• THE TASK
Show each line below that contains the word "belt", copying every one in full.

Collected data entries:
---*---

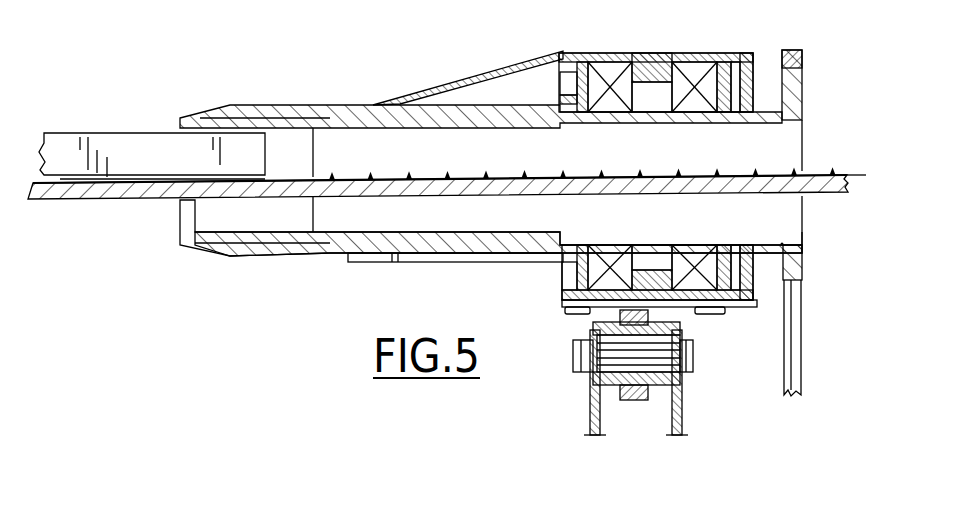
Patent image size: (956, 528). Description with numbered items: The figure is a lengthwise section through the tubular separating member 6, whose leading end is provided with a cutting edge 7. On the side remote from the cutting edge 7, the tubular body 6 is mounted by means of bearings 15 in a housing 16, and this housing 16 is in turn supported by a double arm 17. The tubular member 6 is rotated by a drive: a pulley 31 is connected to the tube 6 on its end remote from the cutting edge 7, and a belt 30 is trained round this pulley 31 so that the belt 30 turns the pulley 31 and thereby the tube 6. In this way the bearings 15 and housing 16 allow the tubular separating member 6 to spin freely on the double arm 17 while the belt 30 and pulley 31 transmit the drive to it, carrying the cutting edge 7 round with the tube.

The separating member 6 is at (332, 104).
The cutting edge 7 is at (178, 118).
The bearings 15 is at (650, 62).
The housing 16 is at (618, 62).
The double arm 17 is at (682, 405).
The belt 30 is at (802, 322).
The pulley 31 is at (803, 100).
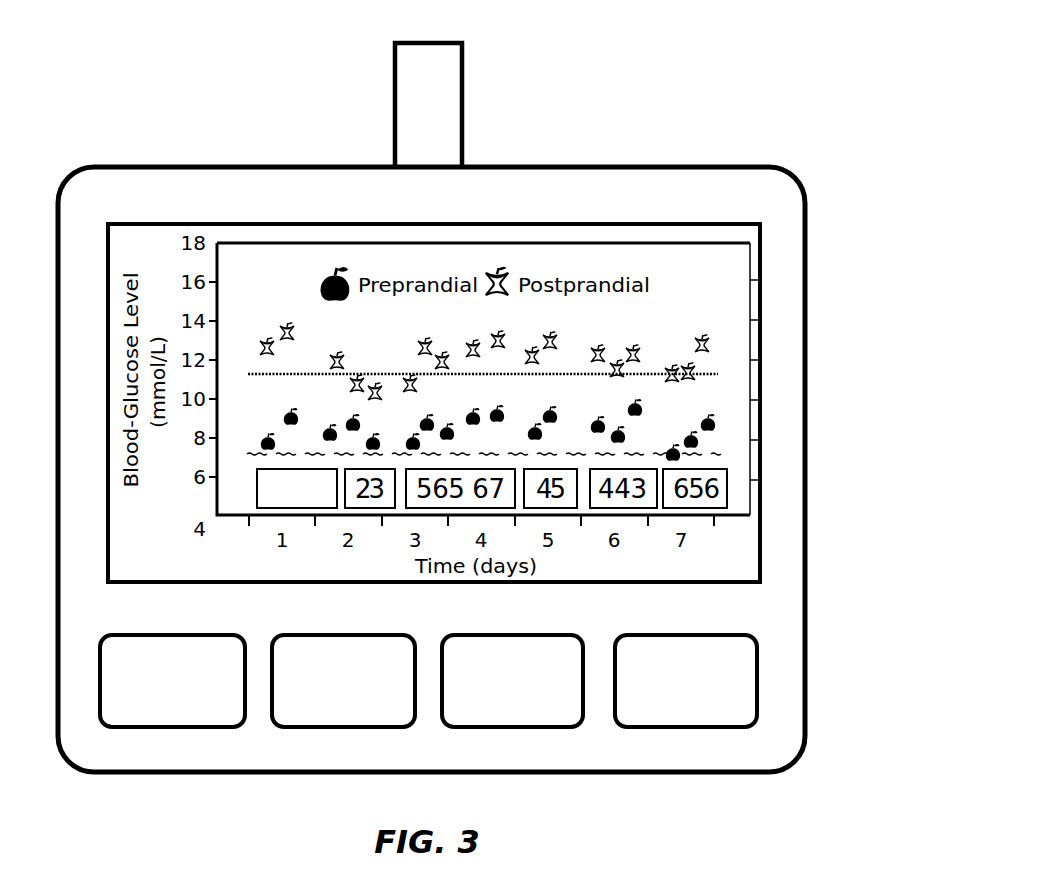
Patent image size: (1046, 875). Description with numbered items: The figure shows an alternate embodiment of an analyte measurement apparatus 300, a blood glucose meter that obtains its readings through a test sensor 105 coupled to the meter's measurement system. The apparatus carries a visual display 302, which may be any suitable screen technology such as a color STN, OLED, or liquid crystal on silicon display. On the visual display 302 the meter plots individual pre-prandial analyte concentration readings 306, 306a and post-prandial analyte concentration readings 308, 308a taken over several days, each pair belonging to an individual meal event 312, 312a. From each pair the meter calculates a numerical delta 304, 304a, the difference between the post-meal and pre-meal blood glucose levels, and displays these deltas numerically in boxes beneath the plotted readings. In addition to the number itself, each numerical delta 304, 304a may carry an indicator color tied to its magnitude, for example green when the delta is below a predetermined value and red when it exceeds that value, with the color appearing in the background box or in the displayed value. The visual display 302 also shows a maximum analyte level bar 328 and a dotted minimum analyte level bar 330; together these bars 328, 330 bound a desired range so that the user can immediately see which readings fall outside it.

The analyte measurement apparatus 300 is at (607, 100).
The test sensor 105 is at (433, 90).
The visual display 302 is at (627, 222).
The numerical delta 304 is at (270, 452).
The numerical delta 304a is at (300, 497).
The pre-prandial analyte concentration reading 306 is at (262, 478).
The pre-prandial analyte concentration reading 306a is at (284, 418).
The post-prandial analyte concentration reading 308 is at (263, 338).
The post-prandial analyte concentration reading 308a is at (285, 323).
The meal event 312 is at (257, 288).
The meal event 312a is at (283, 276).
The maximum analyte level bar 328 is at (705, 373).
The minimum analyte level bar 330 is at (707, 455).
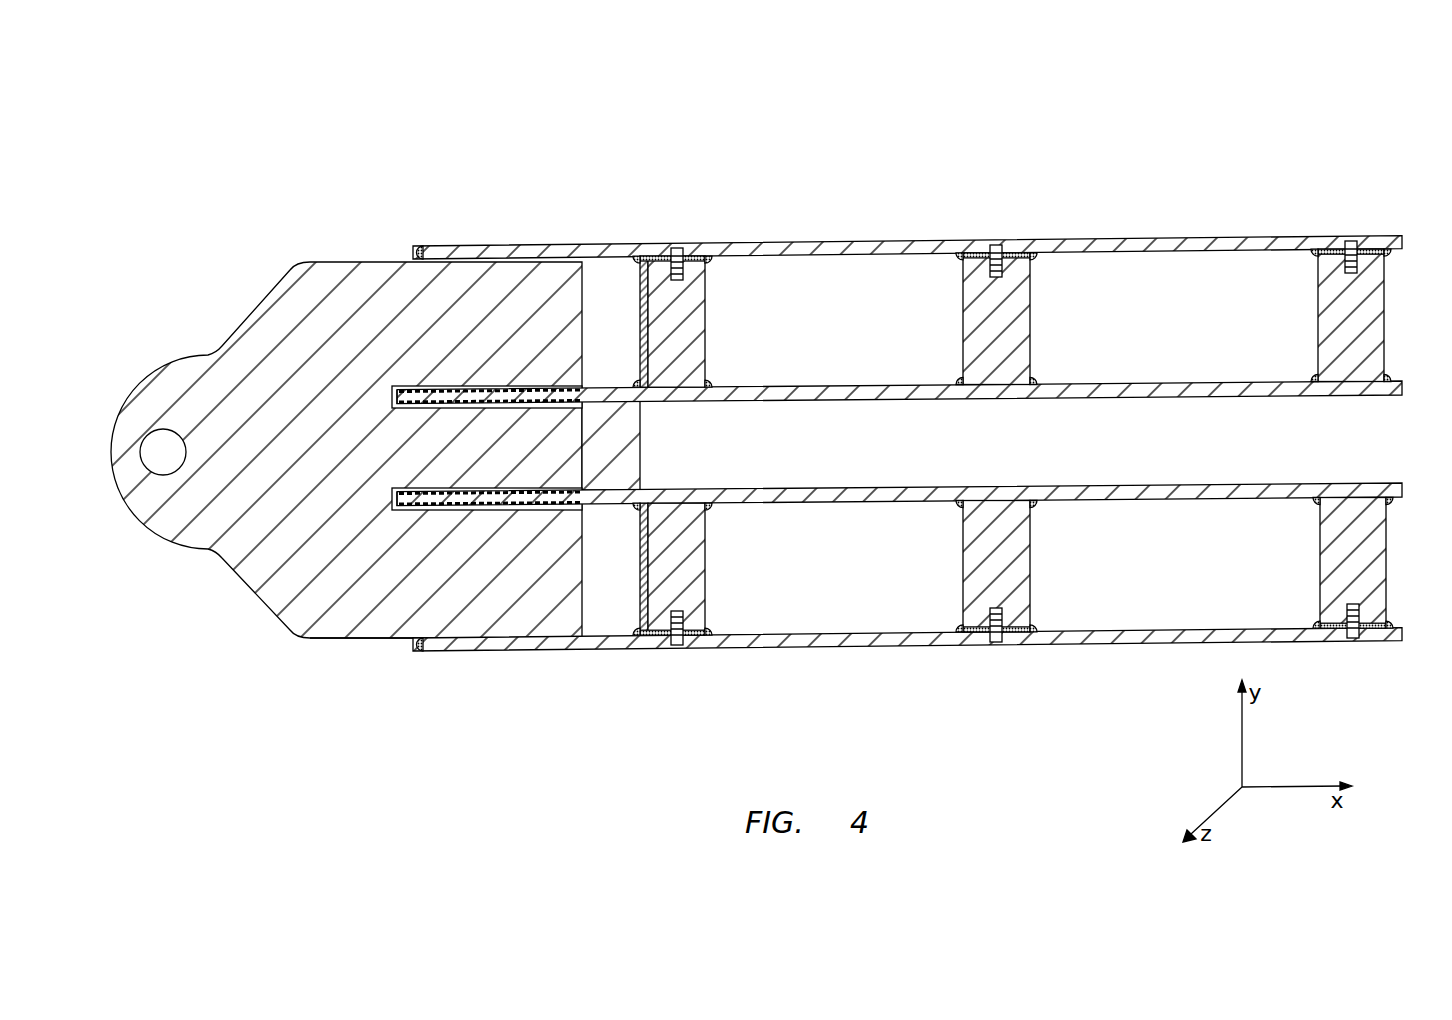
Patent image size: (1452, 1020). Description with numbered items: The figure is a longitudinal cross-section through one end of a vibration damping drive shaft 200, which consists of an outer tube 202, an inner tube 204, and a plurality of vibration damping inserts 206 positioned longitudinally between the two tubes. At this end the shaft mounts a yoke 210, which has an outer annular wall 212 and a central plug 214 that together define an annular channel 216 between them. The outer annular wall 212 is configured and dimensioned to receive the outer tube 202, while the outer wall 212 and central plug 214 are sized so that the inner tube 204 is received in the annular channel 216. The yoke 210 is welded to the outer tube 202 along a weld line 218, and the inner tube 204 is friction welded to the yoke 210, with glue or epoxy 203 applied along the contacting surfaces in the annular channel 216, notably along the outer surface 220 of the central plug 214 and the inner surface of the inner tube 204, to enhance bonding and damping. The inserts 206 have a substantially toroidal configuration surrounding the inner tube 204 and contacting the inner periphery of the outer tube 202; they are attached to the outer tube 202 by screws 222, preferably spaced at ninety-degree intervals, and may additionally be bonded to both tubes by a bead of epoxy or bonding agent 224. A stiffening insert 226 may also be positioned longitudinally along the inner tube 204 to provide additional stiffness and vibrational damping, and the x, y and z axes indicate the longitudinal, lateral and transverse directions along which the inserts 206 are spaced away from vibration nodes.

The drive shaft 200 is at (843, 165).
The outer tube 202 is at (553, 245).
The glue or epoxy 203 is at (490, 387).
The inner tube 204 is at (815, 505).
The vibration damping insert 206 is at (700, 318).
The yoke 210 is at (343, 640).
The outer annular wall 212 is at (388, 283).
The central plug 214 is at (632, 440).
The annular channel 216 is at (390, 498).
The weld line 218 is at (420, 246).
The outer surface of central plug 220 is at (640, 404).
The screw 222 is at (677, 250).
The bead of epoxy or bonding agent 224 is at (630, 256).
The stiffening insert 226 is at (640, 290).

---*---

• SOLUTION BELOW
Patent image size: (956, 528). Description with numbered items: The figure is a lengthwise section through the tubular separating member 6, whose leading end is provided with a cutting edge 7. On the side remote from the cutting edge 7, the tubular body 6 is mounted by means of bearings 15 in a housing 16, and this housing 16 is in turn supported by a double arm 17. The tubular member 6 is rotated by a drive: a pulley 31 is connected to the tube 6 on its end remote from the cutting edge 7, and a belt 30 is trained round this pulley 31 so that the belt 30 turns the pulley 31 and thereby the tube 6. In this way the bearings 15 and housing 16 allow the tubular separating member 6 to spin freely on the double arm 17 while the belt 30 and pulley 31 transmit the drive to it, carrying the cutting edge 7 round with the tube.
The belt 30 is at (802, 322).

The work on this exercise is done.